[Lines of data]
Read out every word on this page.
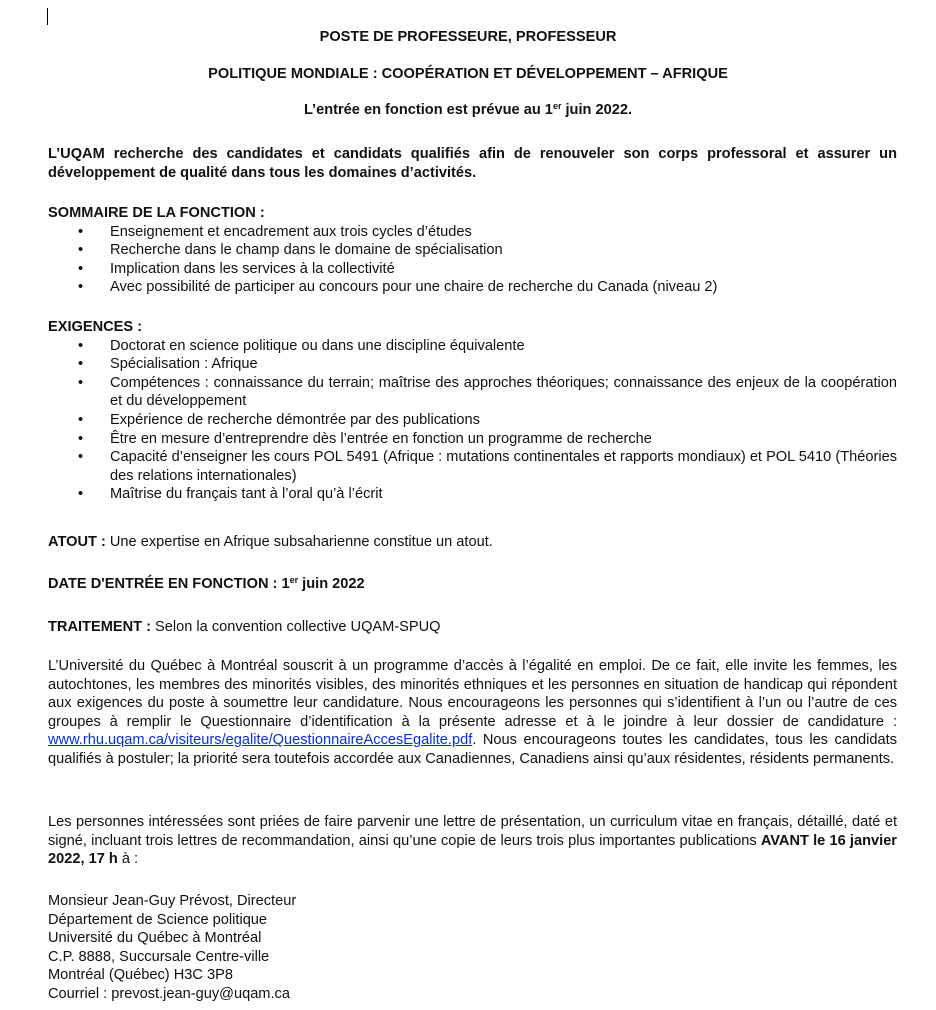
POSTE DE PROFESSEURE, PROFESSEUR
POLITIQUE MONDIALE : COOPÉRATION ET DÉVELOPPEMENT – AFRIQUE
L’entrée en fonction est prévue au 1er juin 2022.
L’UQAM recherche des candidates et candidats qualifiés afin de renouveler son corps professoral et assurer un développement de qualité dans tous les domaines d’activités.
SOMMAIRE DE LA FONCTION :
• Enseignement et encadrement aux trois cycles d’études
• Recherche dans le champ dans le domaine de spécialisation
• Implication dans les services à la collectivité
• Avec possibilité de participer au concours pour une chaire de recherche du Canada (niveau 2)
EXIGENCES :
• Doctorat en science politique ou dans une discipline équivalente
• Spécialisation : Afrique
• Compétences : connaissance du terrain; maîtrise des approches théoriques; connaissance des enjeux de la coopération et du développement
• Expérience de recherche démontrée par des publications
• Être en mesure d’entreprendre dès l’entrée en fonction un programme de recherche
• Capacité d’enseigner les cours POL 5491 (Afrique : mutations continentales et rapports mondiaux) et POL 5410 (Théories des relations internationales)
• Maîtrise du français tant à l’oral qu’à l’écrit
ATOUT : Une expertise en Afrique subsaharienne constitue un atout.
DATE D'ENTRÉE EN FONCTION : 1er juin 2022
TRAITEMENT : Selon la convention collective UQAM-SPUQ
L’Université du Québec à Montréal souscrit à un programme d’accès à l’égalité en emploi. De ce fait, elle invite les femmes, les autochtones, les membres des minorités visibles, des minorités ethniques et les personnes en situation de handicap qui répondent aux exigences du poste à soumettre leur candidature. Nous encourageons les personnes qui s’identifient à l’un ou l’autre de ces groupes à remplir le Questionnaire d’identification à la présente adresse et à le joindre à leur dossier de candidature : www.rhu.uqam.ca/visiteurs/egalite/QuestionnaireAccesEgalite.pdf. Nous encourageons toutes les candidates, tous les candidats qualifiés à postuler; la priorité sera toutefois accordée aux Canadiennes, Canadiens ainsi qu’aux résidentes, résidents permanents.
Les personnes intéressées sont priées de faire parvenir une lettre de présentation, un curriculum vitae en français, détaillé, daté et signé, incluant trois lettres de recommandation, ainsi qu’une copie de leurs trois plus importantes publications AVANT le 16 janvier 2022, 17 h à :
Monsieur Jean-Guy Prévost, Directeur
Département de Science politique
Université du Québec à Montréal
C.P. 8888, Succursale Centre-ville
Montréal (Québec) H3C 3P8
Courriel : prevost.jean-guy@uqam.ca
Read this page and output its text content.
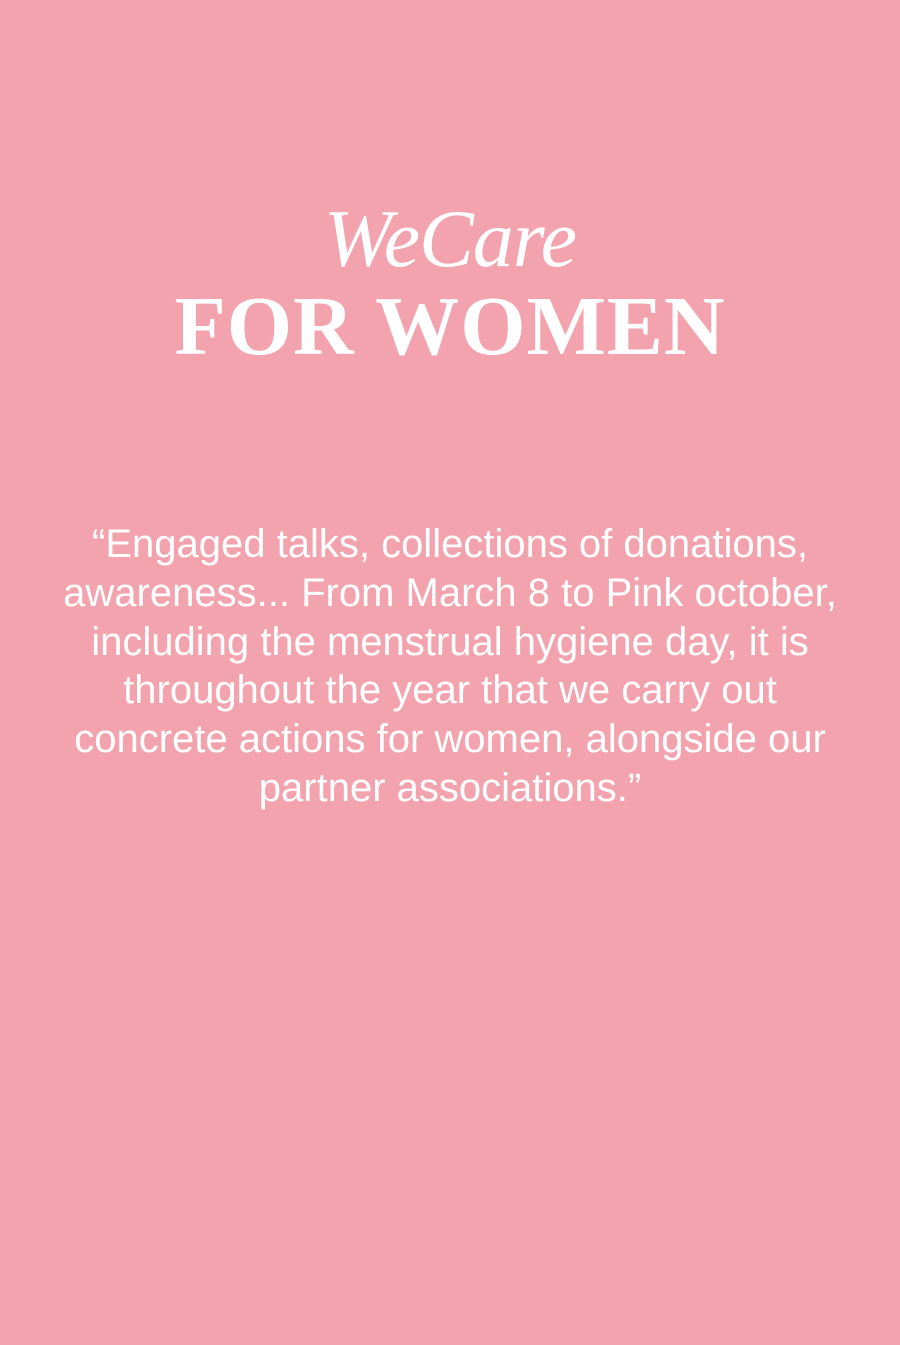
WeCare
FOR WOMEN

“Engaged talks, collections of donations, awareness... From March 8 to Pink october, including the menstrual hygiene day, it is throughout the year that we carry out concrete actions for women, alongside our partner associations.”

[WHAT IS BEING ASKED] Filter the data for the string "Read" and copy every line that has it.

[RESULT FOR THIS TASK]
Read out every word on this page.
Read this page and output its text content.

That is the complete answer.